▸ **Given problem**
Check every line of the data below for the string "category", and copy the ones that hold it.

======

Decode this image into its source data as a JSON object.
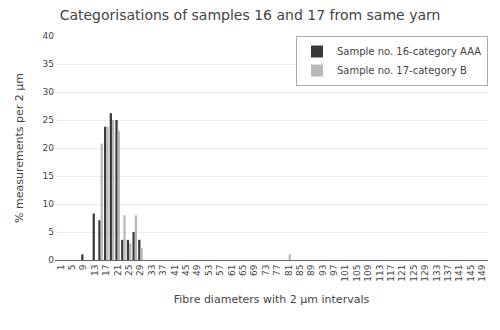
{
  "chart_data": {
    "type": "bar",
    "title": "Categorisations of samples 16 and 17 from same yarn",
    "xlabel": "Fibre diameters with 2 μm intervals",
    "ylabel": "% measurements per 2 μm",
    "series": [
      {
        "name": "Sample no. 16-category AAA",
        "color": "#3a3a3a",
        "x": [
          5,
          7,
          9,
          11,
          13,
          15,
          17,
          19,
          21,
          23,
          25,
          27,
          29
        ],
        "values": [
          0,
          0,
          1.0,
          0,
          8.3,
          7.1,
          23.8,
          26.2,
          25.0,
          3.6,
          3.6,
          5.0,
          3.6
        ]
      },
      {
        "name": "Sample no. 17-category B",
        "color": "#b8b8b8",
        "x": [
          13,
          15,
          17,
          19,
          21,
          23,
          25,
          27,
          29,
          31,
          81
        ],
        "values": [
          0,
          20.8,
          23.8,
          25.0,
          23.0,
          8.0,
          3.0,
          8.0,
          2.2,
          0,
          1.0
        ]
      }
    ],
    "xlim": [
      -1,
      151
    ],
    "xticks": [
      1,
      5,
      9,
      13,
      17,
      21,
      25,
      29,
      33,
      37,
      41,
      45,
      49,
      53,
      57,
      61,
      65,
      69,
      73,
      77,
      81,
      85,
      89,
      93,
      97,
      101,
      105,
      109,
      113,
      117,
      121,
      125,
      129,
      133,
      137,
      141,
      145,
      149
    ],
    "ylim": [
      0,
      40
    ],
    "yticks": [
      0,
      5,
      10,
      15,
      20,
      25,
      30,
      35,
      40
    ],
    "grid": true,
    "legend": "upper right"
  }
}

======

▸ **Exercise answer**
        "name": "Sample no. 16-category AAA",
        "name": "Sample no. 17-category B",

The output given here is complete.